-- Given records start --

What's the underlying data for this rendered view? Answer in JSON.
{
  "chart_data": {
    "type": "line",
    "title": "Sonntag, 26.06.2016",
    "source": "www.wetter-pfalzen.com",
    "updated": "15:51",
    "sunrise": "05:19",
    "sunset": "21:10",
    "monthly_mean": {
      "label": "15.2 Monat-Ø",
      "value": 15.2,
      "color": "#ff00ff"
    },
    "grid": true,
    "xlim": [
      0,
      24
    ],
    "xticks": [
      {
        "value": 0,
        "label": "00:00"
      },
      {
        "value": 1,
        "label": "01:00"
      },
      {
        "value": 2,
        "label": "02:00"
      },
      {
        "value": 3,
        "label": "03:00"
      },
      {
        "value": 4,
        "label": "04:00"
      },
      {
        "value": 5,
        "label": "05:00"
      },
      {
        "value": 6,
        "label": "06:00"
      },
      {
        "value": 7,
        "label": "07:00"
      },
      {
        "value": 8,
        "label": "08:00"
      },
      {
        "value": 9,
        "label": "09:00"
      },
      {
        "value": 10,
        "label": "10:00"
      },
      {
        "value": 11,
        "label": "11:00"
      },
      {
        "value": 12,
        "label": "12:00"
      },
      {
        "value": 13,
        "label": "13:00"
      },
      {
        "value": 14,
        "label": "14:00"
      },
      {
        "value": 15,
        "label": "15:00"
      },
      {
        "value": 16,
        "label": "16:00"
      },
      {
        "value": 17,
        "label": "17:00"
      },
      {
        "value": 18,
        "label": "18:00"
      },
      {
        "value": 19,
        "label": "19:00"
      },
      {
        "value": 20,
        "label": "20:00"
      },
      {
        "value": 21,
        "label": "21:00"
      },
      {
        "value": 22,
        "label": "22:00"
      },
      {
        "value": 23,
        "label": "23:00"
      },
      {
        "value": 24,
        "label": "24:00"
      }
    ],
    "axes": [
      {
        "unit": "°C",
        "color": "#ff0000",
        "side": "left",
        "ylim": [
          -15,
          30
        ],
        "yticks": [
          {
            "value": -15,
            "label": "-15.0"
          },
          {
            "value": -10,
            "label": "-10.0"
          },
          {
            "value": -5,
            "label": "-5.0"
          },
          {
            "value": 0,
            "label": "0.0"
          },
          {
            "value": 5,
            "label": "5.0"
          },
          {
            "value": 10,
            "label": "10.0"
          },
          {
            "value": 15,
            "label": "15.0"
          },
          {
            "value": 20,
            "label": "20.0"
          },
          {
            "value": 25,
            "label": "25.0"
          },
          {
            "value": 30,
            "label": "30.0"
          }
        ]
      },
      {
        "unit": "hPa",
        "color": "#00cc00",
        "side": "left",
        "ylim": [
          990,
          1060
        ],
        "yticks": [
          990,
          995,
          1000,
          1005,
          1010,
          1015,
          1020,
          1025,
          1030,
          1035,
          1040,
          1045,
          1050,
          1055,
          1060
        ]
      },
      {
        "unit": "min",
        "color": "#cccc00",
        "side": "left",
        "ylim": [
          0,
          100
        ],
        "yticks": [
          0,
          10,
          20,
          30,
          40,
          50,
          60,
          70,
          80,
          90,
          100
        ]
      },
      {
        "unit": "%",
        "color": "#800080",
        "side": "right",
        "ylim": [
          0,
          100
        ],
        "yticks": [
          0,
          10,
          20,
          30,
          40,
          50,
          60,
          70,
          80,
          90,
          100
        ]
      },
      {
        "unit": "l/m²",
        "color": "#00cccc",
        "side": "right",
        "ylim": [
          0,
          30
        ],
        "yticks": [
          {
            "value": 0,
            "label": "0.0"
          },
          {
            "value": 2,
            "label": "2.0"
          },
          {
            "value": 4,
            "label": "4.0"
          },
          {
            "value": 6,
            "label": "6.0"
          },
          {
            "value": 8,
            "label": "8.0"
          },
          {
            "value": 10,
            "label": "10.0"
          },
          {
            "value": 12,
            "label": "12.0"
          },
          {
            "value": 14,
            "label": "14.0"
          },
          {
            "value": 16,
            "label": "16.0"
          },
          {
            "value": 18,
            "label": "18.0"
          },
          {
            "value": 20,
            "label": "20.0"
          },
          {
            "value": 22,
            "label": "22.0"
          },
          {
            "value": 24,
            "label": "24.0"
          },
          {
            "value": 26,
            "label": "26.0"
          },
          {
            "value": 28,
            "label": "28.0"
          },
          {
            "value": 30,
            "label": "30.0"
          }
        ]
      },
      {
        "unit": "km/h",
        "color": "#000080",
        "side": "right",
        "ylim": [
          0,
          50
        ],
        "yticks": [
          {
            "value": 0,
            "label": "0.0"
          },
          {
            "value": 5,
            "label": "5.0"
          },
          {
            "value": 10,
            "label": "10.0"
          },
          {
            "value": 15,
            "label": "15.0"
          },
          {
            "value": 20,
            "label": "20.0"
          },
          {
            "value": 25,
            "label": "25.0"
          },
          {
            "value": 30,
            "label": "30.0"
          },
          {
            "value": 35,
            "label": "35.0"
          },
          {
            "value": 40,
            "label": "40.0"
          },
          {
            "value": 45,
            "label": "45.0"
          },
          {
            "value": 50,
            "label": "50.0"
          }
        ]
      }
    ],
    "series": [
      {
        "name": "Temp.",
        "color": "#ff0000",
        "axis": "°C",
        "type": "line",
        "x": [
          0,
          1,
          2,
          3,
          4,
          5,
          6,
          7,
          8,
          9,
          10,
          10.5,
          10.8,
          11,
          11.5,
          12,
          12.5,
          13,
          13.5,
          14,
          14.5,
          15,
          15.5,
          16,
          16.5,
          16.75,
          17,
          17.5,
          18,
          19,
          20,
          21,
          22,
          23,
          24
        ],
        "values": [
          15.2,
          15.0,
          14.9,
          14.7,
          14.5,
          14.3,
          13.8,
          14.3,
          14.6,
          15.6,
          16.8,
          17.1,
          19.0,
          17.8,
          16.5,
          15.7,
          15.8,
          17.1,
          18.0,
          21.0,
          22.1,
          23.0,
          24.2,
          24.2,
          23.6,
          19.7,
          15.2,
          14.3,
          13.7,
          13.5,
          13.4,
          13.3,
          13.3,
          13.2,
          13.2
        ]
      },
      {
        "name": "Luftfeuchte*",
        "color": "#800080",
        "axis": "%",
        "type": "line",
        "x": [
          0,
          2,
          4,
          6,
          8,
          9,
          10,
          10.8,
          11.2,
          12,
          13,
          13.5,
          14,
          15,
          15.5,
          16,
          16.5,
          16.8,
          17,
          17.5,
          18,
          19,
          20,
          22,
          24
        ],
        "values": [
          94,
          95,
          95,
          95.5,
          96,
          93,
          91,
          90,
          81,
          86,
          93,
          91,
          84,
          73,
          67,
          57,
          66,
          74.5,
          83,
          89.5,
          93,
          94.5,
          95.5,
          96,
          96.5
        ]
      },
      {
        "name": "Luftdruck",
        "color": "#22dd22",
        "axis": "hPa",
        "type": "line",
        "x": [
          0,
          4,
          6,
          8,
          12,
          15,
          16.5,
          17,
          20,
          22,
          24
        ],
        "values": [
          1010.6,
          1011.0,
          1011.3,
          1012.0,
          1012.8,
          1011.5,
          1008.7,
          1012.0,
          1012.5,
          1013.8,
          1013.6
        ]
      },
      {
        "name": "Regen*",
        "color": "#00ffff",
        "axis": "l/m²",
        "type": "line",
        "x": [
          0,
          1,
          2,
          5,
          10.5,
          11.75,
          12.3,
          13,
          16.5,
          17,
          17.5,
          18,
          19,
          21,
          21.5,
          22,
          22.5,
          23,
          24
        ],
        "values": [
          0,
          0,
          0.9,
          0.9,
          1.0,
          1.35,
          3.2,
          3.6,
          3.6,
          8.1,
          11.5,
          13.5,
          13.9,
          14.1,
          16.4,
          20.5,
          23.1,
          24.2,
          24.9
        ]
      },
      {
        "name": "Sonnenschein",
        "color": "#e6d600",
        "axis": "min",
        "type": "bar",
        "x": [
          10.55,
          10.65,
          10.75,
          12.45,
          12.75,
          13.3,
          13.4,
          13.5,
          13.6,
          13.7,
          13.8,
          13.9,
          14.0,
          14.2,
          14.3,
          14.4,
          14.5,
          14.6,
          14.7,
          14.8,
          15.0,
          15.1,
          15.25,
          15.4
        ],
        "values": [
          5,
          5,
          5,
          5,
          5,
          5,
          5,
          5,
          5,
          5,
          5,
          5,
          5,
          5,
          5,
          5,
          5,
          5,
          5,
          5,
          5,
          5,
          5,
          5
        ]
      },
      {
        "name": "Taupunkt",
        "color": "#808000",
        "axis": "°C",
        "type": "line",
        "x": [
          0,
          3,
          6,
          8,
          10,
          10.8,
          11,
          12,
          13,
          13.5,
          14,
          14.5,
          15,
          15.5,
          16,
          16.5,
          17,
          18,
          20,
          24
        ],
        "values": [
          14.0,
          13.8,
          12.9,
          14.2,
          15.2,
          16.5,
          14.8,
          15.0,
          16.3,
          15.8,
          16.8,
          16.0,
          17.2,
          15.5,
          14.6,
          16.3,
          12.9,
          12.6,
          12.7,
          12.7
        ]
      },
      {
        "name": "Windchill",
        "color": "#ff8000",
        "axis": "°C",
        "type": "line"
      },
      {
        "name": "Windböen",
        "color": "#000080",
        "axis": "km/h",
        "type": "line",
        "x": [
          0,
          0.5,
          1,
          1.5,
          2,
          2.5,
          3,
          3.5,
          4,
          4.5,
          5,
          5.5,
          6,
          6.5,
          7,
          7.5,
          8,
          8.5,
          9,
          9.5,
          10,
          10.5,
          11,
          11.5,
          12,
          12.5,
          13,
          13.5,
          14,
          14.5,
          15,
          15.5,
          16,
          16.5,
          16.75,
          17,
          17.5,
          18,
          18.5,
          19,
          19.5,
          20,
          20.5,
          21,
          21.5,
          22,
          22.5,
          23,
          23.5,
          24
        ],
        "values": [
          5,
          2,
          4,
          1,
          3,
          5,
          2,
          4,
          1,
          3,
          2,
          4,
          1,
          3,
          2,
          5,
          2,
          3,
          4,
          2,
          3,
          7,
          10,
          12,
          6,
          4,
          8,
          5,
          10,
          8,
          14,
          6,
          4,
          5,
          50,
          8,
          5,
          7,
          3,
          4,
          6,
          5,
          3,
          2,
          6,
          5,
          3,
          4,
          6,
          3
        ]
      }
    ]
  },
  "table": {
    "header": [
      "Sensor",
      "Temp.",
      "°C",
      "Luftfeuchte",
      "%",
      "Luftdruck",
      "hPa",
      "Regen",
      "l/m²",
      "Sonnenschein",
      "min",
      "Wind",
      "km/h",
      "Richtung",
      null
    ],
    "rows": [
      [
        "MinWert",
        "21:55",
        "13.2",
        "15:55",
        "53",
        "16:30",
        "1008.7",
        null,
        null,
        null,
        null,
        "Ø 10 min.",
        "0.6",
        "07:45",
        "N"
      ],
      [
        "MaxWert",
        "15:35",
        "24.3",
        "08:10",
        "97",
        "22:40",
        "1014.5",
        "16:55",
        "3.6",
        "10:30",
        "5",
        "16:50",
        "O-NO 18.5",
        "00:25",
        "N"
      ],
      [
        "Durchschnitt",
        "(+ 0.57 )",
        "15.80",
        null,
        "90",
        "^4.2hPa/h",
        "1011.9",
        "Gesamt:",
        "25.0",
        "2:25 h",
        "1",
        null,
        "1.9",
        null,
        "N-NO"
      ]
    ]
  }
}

-- Given records end --

▸ Short exercise: What is the number of lines in these records that contain "axis"? Reply with the number only.

▸ Task response: 8